- _Work to be completed_
Extract the full listing below without altering a single character.

- _Given records_
____

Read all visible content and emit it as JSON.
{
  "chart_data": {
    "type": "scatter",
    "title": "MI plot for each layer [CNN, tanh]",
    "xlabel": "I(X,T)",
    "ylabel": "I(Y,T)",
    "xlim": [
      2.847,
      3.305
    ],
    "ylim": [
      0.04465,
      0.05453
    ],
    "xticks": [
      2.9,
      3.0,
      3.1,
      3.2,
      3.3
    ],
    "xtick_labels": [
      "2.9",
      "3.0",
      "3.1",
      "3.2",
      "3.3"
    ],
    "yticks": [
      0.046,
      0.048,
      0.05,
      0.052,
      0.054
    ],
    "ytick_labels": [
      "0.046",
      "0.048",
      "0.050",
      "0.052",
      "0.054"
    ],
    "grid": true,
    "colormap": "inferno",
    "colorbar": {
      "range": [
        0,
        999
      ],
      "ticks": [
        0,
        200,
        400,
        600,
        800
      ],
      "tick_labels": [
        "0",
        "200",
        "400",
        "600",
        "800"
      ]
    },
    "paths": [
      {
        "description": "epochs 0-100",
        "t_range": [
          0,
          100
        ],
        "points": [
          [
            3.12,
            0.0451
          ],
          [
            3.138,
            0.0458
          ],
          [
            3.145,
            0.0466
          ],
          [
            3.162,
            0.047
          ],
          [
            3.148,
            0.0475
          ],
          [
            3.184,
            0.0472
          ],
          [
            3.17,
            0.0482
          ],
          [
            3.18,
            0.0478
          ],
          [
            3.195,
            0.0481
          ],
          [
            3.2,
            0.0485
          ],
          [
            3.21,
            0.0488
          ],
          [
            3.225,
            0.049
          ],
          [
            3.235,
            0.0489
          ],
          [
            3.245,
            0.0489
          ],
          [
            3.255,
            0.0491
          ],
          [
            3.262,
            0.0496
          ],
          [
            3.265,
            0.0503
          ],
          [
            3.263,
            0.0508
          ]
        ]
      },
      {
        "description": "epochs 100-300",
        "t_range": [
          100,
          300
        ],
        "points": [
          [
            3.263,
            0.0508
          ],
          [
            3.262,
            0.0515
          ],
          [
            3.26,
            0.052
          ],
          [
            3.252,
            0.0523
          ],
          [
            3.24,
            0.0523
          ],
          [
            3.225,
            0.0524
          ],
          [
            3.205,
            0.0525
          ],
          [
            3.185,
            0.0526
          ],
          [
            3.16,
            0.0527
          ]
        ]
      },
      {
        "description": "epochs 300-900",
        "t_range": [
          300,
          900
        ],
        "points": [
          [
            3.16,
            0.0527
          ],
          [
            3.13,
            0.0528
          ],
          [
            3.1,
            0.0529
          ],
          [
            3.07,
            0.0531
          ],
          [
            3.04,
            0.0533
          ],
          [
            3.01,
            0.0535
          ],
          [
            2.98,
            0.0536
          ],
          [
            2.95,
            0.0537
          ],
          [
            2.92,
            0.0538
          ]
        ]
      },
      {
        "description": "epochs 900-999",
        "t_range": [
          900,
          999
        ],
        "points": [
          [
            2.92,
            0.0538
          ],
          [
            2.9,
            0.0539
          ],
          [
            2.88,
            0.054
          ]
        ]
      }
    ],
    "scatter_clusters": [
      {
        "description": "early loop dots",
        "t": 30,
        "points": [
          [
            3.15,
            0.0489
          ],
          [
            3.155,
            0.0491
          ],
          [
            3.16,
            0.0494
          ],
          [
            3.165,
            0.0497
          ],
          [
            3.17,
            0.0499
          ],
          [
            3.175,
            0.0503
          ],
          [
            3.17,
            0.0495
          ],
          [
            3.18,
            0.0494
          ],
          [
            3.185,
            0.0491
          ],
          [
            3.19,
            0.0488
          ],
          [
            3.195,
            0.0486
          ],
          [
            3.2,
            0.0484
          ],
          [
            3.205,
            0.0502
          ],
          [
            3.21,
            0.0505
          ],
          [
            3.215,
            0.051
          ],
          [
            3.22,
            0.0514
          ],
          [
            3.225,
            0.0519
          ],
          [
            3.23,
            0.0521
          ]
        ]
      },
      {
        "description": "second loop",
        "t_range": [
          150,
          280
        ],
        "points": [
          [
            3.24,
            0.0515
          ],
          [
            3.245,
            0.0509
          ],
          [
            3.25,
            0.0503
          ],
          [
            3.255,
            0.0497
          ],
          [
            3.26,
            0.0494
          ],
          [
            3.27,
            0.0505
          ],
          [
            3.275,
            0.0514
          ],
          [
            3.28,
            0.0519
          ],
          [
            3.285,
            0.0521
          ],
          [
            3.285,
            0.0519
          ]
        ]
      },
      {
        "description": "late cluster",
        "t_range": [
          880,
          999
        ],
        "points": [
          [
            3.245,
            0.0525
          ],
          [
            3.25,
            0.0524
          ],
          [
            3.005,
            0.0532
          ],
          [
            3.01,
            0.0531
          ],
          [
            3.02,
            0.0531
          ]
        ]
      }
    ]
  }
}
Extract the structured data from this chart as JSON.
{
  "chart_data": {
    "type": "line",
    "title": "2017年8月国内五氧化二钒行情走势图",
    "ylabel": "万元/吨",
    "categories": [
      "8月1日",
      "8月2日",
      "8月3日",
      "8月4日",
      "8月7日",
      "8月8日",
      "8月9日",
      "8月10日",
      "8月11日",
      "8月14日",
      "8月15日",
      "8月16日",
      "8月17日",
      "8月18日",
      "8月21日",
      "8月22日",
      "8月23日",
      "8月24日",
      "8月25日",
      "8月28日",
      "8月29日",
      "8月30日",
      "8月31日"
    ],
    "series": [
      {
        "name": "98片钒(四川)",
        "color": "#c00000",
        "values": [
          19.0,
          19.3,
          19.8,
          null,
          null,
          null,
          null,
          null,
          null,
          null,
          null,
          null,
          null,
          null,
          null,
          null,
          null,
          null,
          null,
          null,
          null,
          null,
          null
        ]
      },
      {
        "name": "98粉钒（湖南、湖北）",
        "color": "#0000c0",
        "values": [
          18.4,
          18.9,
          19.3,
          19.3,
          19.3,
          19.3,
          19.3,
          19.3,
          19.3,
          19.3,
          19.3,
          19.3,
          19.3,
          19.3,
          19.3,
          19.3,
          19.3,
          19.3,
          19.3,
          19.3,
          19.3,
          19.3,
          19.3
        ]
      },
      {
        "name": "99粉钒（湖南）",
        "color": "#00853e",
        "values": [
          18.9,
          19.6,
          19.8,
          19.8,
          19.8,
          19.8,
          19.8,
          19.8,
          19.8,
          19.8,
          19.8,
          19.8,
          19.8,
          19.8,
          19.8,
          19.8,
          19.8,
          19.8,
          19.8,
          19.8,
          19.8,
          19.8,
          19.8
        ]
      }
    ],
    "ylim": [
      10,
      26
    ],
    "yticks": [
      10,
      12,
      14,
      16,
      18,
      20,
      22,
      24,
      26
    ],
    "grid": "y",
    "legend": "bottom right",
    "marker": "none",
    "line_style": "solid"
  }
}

____

- _The solution_
Read all visible content and emit it as JSON.
{
  "chart_data": {
    "type": "scatter",
    "title": "MI plot for each layer [CNN, tanh]",
    "xlabel": "I(X,T)",
    "ylabel": "I(Y,T)",
    "xlim": [
      2.847,
      3.305
    ],
    "ylim": [
      0.04465,
      0.05453
    ],
    "xticks": [
      2.9,
      3.0,
      3.1,
      3.2,
      3.3
    ],
    "xtick_labels": [
      "2.9",
      "3.0",
      "3.1",
      "3.2",
      "3.3"
    ],
    "yticks": [
      0.046,
      0.048,
      0.05,
      0.052,
      0.054
    ],
    "ytick_labels": [
      "0.046",
      "0.048",
      "0.050",
      "0.052",
      "0.054"
    ],
    "grid": true,
    "colormap": "inferno",
    "colorbar": {
      "range": [
        0,
        999
      ],
      "ticks": [
        0,
        200,
        400,
        600,
        800
      ],
      "tick_labels": [
        "0",
        "200",
        "400",
        "600",
        "800"
      ]
    },
    "paths": [
      {
        "description": "epochs 0-100",
        "t_range": [
          0,
          100
        ],
        "points": [
          [
            3.12,
            0.0451
          ],
          [
            3.138,
            0.0458
          ],
          [
            3.145,
            0.0466
          ],
          [
            3.162,
            0.047
          ],
          [
            3.148,
            0.0475
          ],
          [
            3.184,
            0.0472
          ],
          [
            3.17,
            0.0482
          ],
          [
            3.18,
            0.0478
          ],
          [
            3.195,
            0.0481
          ],
          [
            3.2,
            0.0485
          ],
          [
            3.21,
            0.0488
          ],
          [
            3.225,
            0.049
          ],
          [
            3.235,
            0.0489
          ],
          [
            3.245,
            0.0489
          ],
          [
            3.255,
            0.0491
          ],
          [
            3.262,
            0.0496
          ],
          [
            3.265,
            0.0503
          ],
          [
            3.263,
            0.0508
          ]
        ]
      },
      {
        "description": "epochs 100-300",
        "t_range": [
          100,
          300
        ],
        "points": [
          [
            3.263,
            0.0508
          ],
          [
            3.262,
            0.0515
          ],
          [
            3.26,
            0.052
          ],
          [
            3.252,
            0.0523
          ],
          [
            3.24,
            0.0523
          ],
          [
            3.225,
            0.0524
          ],
          [
            3.205,
            0.0525
          ],
          [
            3.185,
            0.0526
          ],
          [
            3.16,
            0.0527
          ]
        ]
      },
      {
        "description": "epochs 300-900",
        "t_range": [
          300,
          900
        ],
        "points": [
          [
            3.16,
            0.0527
          ],
          [
            3.13,
            0.0528
          ],
          [
            3.1,
            0.0529
          ],
          [
            3.07,
            0.0531
          ],
          [
            3.04,
            0.0533
          ],
          [
            3.01,
            0.0535
          ],
          [
            2.98,
            0.0536
          ],
          [
            2.95,
            0.0537
          ],
          [
            2.92,
            0.0538
          ]
        ]
      },
      {
        "description": "epochs 900-999",
        "t_range": [
          900,
          999
        ],
        "points": [
          [
            2.92,
            0.0538
          ],
          [
            2.9,
            0.0539
          ],
          [
            2.88,
            0.054
          ]
        ]
      }
    ],
    "scatter_clusters": [
      {
        "description": "early loop dots",
        "t": 30,
        "points": [
          [
            3.15,
            0.0489
          ],
          [
            3.155,
            0.0491
          ],
          [
            3.16,
            0.0494
          ],
          [
            3.165,
            0.0497
          ],
          [
            3.17,
            0.0499
          ],
          [
            3.175,
            0.0503
          ],
          [
            3.17,
            0.0495
          ],
          [
            3.18,
            0.0494
          ],
          [
            3.185,
            0.0491
          ],
          [
            3.19,
            0.0488
          ],
          [
            3.195,
            0.0486
          ],
          [
            3.2,
            0.0484
          ],
          [
            3.205,
            0.0502
          ],
          [
            3.21,
            0.0505
          ],
          [
            3.215,
            0.051
          ],
          [
            3.22,
            0.0514
          ],
          [
            3.225,
            0.0519
          ],
          [
            3.23,
            0.0521
          ]
        ]
      },
      {
        "description": "second loop",
        "t_range": [
          150,
          280
        ],
        "points": [
          [
            3.24,
            0.0515
          ],
          [
            3.245,
            0.0509
          ],
          [
            3.25,
            0.0503
          ],
          [
            3.255,
            0.0497
          ],
          [
            3.26,
            0.0494
          ],
          [
            3.27,
            0.0505
          ],
          [
            3.275,
            0.0514
          ],
          [
            3.28,
            0.0519
          ],
          [
            3.285,
            0.0521
          ],
          [
            3.285,
            0.0519
          ]
        ]
      },
      {
        "description": "late cluster",
        "t_range": [
          880,
          999
        ],
        "points": [
          [
            3.245,
            0.0525
          ],
          [
            3.25,
            0.0524
          ],
          [
            3.005,
            0.0532
          ],
          [
            3.01,
            0.0531
          ],
          [
            3.02,
            0.0531
          ]
        ]
      }
    ]
  }
}
Extract the structured data from this chart as JSON.
{
  "chart_data": {
    "type": "line",
    "title": "2017年8月国内五氧化二钒行情走势图",
    "ylabel": "万元/吨",
    "categories": [
      "8月1日",
      "8月2日",
      "8月3日",
      "8月4日",
      "8月7日",
      "8月8日",
      "8月9日",
      "8月10日",
      "8月11日",
      "8月14日",
      "8月15日",
      "8月16日",
      "8月17日",
      "8月18日",
      "8月21日",
      "8月22日",
      "8月23日",
      "8月24日",
      "8月25日",
      "8月28日",
      "8月29日",
      "8月30日",
      "8月31日"
    ],
    "series": [
      {
        "name": "98片钒(四川)",
        "color": "#c00000",
        "values": [
          19.0,
          19.3,
          19.8,
          null,
          null,
          null,
          null,
          null,
          null,
          null,
          null,
          null,
          null,
          null,
          null,
          null,
          null,
          null,
          null,
          null,
          null,
          null,
          null
        ]
      },
      {
        "name": "98粉钒（湖南、湖北）",
        "color": "#0000c0",
        "values": [
          18.4,
          18.9,
          19.3,
          19.3,
          19.3,
          19.3,
          19.3,
          19.3,
          19.3,
          19.3,
          19.3,
          19.3,
          19.3,
          19.3,
          19.3,
          19.3,
          19.3,
          19.3,
          19.3,
          19.3,
          19.3,
          19.3,
          19.3
        ]
      },
      {
        "name": "99粉钒（湖南）",
        "color": "#00853e",
        "values": [
          18.9,
          19.6,
          19.8,
          19.8,
          19.8,
          19.8,
          19.8,
          19.8,
          19.8,
          19.8,
          19.8,
          19.8,
          19.8,
          19.8,
          19.8,
          19.8,
          19.8,
          19.8,
          19.8,
          19.8,
          19.8,
          19.8,
          19.8
        ]
      }
    ],
    "ylim": [
      10,
      26
    ],
    "yticks": [
      10,
      12,
      14,
      16,
      18,
      20,
      22,
      24,
      26
    ],
    "grid": "y",
    "legend": "bottom right",
    "marker": "none",
    "line_style": "solid"
  }
}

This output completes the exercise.